(Records from a dataset)

-------------------------

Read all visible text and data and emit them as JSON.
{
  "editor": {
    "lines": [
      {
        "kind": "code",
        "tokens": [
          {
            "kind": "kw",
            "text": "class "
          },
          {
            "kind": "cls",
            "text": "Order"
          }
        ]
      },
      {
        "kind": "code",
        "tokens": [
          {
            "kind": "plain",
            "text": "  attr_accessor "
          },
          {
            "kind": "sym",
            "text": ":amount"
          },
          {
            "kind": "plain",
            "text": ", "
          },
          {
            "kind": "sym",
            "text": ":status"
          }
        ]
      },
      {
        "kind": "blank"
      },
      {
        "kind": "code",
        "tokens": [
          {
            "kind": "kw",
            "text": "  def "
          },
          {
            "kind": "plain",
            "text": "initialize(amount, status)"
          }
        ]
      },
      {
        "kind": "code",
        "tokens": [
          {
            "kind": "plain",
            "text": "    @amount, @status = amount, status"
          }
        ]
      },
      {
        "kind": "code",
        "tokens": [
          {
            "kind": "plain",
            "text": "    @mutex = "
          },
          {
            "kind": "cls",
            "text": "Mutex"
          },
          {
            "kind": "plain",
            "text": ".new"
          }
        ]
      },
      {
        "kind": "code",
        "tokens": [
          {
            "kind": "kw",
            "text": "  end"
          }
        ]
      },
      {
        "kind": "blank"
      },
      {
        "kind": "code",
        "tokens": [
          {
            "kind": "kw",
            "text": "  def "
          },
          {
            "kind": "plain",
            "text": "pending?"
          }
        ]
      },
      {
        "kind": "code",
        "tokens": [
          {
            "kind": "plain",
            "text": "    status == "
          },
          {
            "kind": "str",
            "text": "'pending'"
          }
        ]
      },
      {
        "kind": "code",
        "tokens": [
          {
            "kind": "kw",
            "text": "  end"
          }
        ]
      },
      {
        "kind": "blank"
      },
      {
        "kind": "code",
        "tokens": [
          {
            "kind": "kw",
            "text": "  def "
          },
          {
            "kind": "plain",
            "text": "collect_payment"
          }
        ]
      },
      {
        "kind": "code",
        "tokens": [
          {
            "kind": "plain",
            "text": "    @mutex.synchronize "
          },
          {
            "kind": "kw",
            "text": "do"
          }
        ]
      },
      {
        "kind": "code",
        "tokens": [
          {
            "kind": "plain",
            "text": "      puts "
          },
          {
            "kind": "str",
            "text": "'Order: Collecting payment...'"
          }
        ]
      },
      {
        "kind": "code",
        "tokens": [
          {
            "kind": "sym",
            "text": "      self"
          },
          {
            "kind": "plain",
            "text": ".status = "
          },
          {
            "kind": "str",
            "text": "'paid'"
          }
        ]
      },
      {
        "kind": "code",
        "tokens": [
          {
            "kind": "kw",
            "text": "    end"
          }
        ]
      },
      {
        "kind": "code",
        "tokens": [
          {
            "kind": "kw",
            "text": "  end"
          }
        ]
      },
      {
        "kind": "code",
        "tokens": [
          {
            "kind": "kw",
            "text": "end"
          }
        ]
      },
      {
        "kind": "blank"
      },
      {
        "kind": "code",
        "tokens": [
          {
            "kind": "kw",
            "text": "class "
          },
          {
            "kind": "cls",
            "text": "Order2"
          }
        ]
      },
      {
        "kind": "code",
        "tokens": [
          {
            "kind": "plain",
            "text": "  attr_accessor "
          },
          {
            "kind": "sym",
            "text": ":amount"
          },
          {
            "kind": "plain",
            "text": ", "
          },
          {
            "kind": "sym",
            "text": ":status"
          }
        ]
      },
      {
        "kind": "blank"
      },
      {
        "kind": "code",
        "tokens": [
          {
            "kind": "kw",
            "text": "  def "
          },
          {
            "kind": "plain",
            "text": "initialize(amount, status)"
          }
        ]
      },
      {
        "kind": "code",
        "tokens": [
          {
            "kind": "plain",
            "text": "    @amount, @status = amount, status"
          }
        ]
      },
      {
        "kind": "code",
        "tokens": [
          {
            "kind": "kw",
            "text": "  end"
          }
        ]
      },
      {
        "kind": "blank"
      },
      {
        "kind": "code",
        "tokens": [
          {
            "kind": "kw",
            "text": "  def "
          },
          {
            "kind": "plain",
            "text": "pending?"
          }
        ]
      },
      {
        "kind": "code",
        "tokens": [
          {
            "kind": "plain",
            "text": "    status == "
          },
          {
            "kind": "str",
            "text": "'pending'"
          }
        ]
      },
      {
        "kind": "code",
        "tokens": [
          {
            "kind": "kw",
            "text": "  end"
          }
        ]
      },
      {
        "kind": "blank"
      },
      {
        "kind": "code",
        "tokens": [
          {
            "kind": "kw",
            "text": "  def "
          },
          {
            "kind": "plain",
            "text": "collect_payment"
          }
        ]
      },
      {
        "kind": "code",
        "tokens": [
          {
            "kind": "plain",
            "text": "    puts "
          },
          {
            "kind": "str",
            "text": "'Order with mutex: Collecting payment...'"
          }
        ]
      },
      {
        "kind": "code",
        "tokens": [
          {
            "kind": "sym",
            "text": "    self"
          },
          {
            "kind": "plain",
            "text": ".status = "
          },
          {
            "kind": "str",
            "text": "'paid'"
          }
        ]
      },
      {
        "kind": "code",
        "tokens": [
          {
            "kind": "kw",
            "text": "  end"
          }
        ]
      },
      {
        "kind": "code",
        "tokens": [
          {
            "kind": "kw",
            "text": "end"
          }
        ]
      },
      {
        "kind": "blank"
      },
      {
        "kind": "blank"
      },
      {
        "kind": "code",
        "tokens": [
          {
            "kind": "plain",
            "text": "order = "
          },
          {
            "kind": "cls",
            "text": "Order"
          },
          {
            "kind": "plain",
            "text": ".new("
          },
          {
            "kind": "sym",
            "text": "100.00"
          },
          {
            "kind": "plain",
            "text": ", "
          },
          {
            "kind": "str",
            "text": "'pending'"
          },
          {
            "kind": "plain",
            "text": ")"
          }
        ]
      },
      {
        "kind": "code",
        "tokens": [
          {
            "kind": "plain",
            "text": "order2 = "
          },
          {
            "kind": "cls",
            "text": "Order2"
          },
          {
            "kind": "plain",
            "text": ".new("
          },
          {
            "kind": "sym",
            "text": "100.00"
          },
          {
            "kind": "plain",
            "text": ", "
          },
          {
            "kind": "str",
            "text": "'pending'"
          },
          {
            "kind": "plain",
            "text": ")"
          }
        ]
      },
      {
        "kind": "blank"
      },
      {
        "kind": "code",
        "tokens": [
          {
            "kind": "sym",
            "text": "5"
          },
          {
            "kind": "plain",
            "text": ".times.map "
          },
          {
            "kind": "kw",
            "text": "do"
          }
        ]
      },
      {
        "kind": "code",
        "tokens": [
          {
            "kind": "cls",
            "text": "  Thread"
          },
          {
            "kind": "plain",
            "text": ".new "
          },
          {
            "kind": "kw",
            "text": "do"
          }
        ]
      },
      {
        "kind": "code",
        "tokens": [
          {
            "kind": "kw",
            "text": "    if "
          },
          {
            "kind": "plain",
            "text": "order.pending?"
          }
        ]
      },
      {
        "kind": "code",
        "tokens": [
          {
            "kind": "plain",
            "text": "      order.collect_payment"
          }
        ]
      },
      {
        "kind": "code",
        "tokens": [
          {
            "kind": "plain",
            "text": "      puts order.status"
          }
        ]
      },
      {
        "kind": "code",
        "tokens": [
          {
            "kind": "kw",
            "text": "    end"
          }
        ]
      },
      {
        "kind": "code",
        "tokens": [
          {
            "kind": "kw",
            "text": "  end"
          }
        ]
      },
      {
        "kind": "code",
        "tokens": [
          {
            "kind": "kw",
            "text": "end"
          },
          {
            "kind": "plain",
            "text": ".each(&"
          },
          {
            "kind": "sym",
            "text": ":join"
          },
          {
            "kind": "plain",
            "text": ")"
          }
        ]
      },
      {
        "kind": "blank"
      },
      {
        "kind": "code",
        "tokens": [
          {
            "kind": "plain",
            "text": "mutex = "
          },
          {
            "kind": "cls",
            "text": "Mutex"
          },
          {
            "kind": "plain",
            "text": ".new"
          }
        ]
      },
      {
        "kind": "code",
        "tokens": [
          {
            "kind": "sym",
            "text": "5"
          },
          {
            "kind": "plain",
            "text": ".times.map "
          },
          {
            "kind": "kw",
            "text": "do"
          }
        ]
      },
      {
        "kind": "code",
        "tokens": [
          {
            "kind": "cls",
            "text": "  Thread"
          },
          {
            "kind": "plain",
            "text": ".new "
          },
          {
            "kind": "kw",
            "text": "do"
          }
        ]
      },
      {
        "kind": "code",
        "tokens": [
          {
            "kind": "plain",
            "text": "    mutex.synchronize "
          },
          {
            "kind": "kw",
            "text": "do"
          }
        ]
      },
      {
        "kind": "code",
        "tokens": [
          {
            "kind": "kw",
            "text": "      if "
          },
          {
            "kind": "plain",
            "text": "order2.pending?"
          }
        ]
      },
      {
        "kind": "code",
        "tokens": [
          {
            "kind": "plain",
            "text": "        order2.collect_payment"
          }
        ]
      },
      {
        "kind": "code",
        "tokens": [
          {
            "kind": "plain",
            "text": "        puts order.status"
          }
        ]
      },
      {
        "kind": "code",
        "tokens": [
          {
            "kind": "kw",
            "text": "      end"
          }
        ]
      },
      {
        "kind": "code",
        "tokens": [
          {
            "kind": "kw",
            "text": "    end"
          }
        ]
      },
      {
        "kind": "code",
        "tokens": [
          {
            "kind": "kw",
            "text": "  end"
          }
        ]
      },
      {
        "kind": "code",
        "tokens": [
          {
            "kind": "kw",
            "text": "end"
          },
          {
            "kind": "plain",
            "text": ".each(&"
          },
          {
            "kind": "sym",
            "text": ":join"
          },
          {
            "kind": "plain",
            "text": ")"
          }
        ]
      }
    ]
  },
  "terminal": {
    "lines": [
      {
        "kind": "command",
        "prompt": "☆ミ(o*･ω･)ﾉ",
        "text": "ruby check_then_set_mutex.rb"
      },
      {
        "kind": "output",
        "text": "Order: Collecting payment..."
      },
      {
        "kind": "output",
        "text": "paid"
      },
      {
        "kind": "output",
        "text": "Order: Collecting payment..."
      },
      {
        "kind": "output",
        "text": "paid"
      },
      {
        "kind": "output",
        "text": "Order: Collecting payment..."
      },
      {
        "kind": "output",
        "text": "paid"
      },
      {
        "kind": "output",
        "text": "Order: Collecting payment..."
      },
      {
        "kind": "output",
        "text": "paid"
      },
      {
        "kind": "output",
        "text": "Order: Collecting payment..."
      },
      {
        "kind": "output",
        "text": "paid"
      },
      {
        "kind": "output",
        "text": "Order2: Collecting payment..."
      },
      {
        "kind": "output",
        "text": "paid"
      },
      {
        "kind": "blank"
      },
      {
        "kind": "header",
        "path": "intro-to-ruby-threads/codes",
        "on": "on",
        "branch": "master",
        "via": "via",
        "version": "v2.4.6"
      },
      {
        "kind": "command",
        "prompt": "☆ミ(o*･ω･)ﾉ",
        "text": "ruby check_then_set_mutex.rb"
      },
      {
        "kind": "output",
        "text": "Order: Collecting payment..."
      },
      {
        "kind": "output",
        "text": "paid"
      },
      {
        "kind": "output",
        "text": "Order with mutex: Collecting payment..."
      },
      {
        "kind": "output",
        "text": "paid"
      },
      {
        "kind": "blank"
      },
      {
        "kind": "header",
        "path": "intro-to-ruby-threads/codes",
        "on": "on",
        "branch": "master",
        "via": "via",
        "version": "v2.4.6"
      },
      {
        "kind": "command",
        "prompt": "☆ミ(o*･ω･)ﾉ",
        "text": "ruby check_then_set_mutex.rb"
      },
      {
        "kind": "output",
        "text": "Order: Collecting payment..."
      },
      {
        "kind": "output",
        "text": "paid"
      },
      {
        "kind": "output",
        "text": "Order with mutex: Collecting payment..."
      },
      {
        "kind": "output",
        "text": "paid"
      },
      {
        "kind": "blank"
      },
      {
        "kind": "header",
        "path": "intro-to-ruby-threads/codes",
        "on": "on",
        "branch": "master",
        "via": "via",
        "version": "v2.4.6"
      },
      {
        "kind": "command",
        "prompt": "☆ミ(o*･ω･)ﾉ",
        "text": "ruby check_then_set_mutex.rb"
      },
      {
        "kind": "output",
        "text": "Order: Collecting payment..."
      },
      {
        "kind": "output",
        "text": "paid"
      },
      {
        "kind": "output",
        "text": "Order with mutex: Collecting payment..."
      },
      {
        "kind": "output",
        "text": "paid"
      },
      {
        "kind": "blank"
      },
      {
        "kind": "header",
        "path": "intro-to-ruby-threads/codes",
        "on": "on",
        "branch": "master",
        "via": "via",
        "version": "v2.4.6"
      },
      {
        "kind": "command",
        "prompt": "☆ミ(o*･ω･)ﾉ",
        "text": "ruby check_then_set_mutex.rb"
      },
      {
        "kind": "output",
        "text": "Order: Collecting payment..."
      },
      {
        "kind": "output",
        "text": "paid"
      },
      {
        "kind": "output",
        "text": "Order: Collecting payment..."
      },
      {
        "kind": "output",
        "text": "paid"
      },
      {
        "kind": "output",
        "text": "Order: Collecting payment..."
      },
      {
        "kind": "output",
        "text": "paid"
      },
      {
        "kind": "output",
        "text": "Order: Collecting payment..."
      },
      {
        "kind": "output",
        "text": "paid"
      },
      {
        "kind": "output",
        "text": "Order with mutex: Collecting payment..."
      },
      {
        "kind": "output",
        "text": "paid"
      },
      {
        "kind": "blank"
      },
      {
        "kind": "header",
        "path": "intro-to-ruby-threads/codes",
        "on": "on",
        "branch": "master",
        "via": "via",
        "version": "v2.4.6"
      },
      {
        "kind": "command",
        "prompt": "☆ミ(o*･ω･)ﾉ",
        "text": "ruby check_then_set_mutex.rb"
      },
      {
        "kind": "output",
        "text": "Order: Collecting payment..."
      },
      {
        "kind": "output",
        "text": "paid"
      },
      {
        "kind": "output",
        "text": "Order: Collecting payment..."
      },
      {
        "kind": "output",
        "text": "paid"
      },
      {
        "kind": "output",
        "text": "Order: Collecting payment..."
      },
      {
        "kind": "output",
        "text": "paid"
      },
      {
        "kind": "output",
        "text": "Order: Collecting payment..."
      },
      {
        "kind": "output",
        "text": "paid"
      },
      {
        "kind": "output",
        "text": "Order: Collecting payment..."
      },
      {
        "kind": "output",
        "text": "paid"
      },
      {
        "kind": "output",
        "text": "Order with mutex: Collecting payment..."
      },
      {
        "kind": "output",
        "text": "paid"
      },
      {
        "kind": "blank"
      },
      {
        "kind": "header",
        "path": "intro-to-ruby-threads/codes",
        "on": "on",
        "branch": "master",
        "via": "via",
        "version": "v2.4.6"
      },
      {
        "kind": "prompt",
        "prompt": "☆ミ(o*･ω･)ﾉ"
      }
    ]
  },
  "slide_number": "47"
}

-------------------------

JOB: Report only the number of lines in the listing that contain the word "puts".

RESPONSE TO THIS EXERCISE: 4